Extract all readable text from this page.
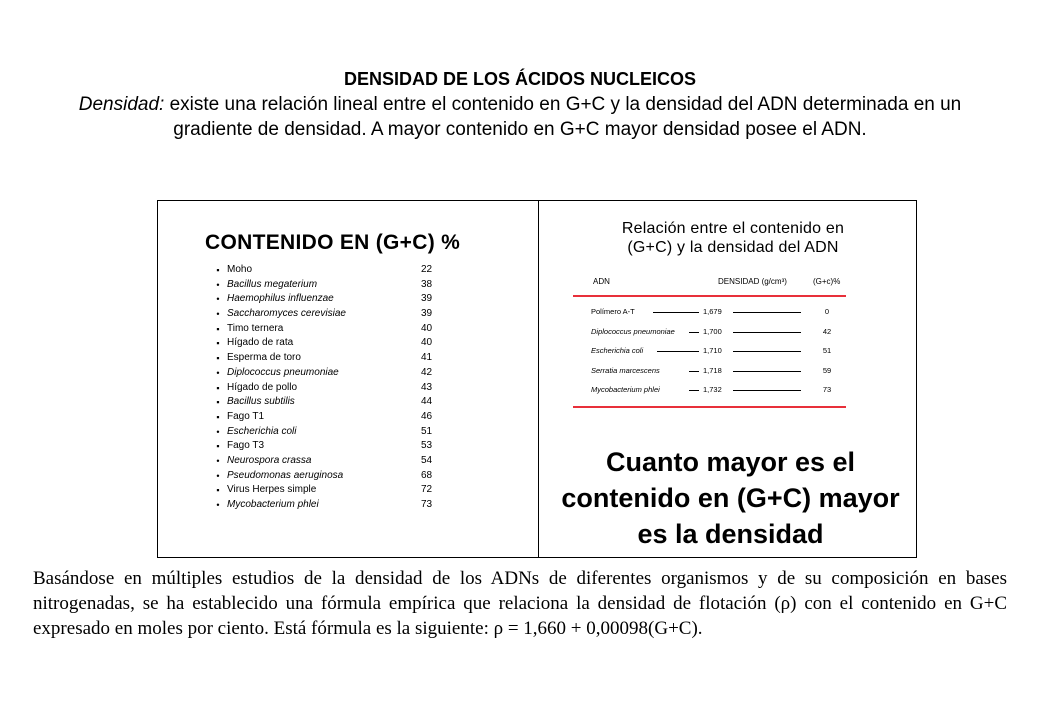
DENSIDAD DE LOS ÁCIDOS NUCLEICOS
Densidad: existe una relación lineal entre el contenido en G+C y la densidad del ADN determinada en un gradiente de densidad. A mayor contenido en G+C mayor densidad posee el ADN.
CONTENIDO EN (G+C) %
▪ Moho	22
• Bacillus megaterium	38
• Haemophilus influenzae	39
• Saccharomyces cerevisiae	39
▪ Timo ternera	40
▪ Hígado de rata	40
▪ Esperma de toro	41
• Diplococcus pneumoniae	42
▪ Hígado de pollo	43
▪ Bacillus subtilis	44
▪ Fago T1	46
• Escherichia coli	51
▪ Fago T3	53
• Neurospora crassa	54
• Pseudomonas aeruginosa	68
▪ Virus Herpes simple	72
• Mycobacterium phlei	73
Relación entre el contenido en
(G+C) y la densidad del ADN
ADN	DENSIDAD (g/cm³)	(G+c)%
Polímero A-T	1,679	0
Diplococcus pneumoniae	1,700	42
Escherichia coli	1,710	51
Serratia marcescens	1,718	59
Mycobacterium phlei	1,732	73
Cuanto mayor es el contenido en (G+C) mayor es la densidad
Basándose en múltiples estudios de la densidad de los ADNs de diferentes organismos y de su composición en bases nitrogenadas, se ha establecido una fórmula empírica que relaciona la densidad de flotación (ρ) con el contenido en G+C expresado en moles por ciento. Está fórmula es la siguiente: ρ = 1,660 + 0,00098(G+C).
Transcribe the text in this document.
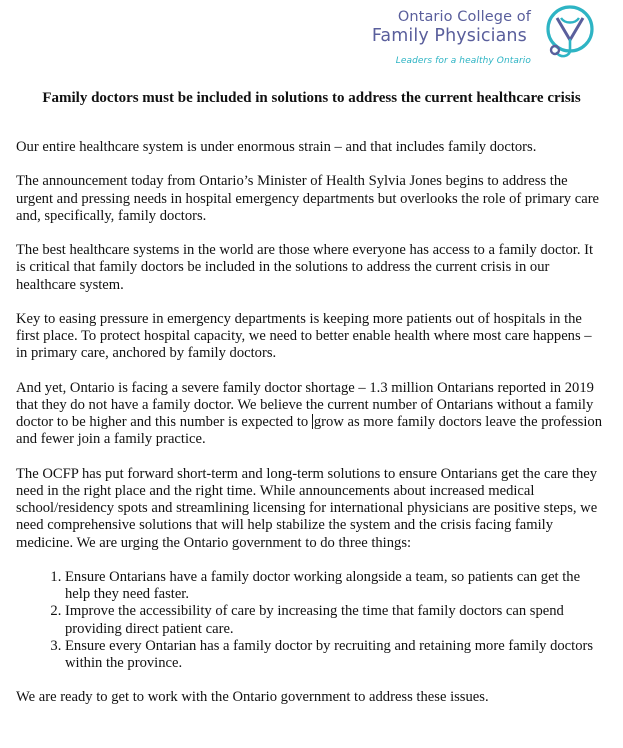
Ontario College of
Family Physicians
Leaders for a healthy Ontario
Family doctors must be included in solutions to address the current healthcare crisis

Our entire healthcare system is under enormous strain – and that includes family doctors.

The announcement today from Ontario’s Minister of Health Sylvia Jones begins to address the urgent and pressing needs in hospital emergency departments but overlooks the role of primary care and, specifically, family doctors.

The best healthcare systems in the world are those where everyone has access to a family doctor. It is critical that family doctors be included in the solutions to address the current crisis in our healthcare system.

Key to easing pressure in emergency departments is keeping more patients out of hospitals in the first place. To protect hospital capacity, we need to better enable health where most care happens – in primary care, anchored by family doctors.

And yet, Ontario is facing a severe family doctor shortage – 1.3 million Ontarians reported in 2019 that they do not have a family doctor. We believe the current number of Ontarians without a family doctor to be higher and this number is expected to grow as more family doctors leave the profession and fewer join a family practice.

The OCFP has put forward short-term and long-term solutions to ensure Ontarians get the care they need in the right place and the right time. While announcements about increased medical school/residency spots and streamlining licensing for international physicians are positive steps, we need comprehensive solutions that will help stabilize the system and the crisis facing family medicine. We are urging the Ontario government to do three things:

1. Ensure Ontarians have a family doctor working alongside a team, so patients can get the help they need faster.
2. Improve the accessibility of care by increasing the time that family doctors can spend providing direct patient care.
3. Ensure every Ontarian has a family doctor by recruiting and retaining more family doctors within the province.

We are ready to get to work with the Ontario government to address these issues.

----

Apart from the images, retype the full material exactly as written.

Extract all readable text from this page.
DENSIDAD DE LOS ÁCIDOS NUCLEICOS
Densidad: existe una relación lineal entre el contenido en G+C y la densidad del ADN determinada en un gradiente de densidad. A mayor contenido en G+C mayor densidad posee el ADN.
CONTENIDO EN (G+C) %
▪ Moho	22
• Bacillus megaterium	38
• Haemophilus influenzae	39
• Saccharomyces cerevisiae	39
▪ Timo ternera	40
▪ Hígado de rata	40
▪ Esperma de toro	41
• Diplococcus pneumoniae	42
▪ Hígado de pollo	43
▪ Bacillus subtilis	44
▪ Fago T1	46
• Escherichia coli	51
▪ Fago T3	53
• Neurospora crassa	54
• Pseudomonas aeruginosa	68
▪ Virus Herpes simple	72
• Mycobacterium phlei	73
Relación entre el contenido en
(G+C) y la densidad del ADN
ADN	DENSIDAD (g/cm³)	(G+c)%
Polímero A-T	1,679	0
Diplococcus pneumoniae	1,700	42
Escherichia coli	1,710	51
Serratia marcescens	1,718	59
Mycobacterium phlei	1,732	73
Cuanto mayor es el contenido en (G+C) mayor es la densidad
Basándose en múltiples estudios de la densidad de los ADNs de diferentes organismos y de su composición en bases nitrogenadas, se ha establecido una fórmula empírica que relaciona la densidad de flotación (ρ) con el contenido en G+C expresado en moles por ciento. Está fórmula es la siguiente: ρ = 1,660 + 0,00098(G+C).
Transcribe the text in this document.
Ontario College of
Family Physicians
Leaders for a healthy Ontario
Family doctors must be included in solutions to address the current healthcare crisis

Our entire healthcare system is under enormous strain – and that includes family doctors.

The announcement today from Ontario’s Minister of Health Sylvia Jones begins to address the urgent and pressing needs in hospital emergency departments but overlooks the role of primary care and, specifically, family doctors.

The best healthcare systems in the world are those where everyone has access to a family doctor. It is critical that family doctors be included in the solutions to address the current crisis in our healthcare system.

Key to easing pressure in emergency departments is keeping more patients out of hospitals in the first place. To protect hospital capacity, we need to better enable health where most care happens – in primary care, anchored by family doctors.

And yet, Ontario is facing a severe family doctor shortage – 1.3 million Ontarians reported in 2019 that they do not have a family doctor. We believe the current number of Ontarians without a family doctor to be higher and this number is expected to grow as more family doctors leave the profession and fewer join a family practice.

The OCFP has put forward short-term and long-term solutions to ensure Ontarians get the care they need in the right place and the right time. While announcements about increased medical school/residency spots and streamlining licensing for international physicians are positive steps, we need comprehensive solutions that will help stabilize the system and the crisis facing family medicine. We are urging the Ontario government to do three things:

1. Ensure Ontarians have a family doctor working alongside a team, so patients can get the help they need faster.
2. Improve the accessibility of care by increasing the time that family doctors can spend providing direct patient care.
3. Ensure every Ontarian has a family doctor by recruiting and retaining more family doctors within the province.

We are ready to get to work with the Ontario government to address these issues.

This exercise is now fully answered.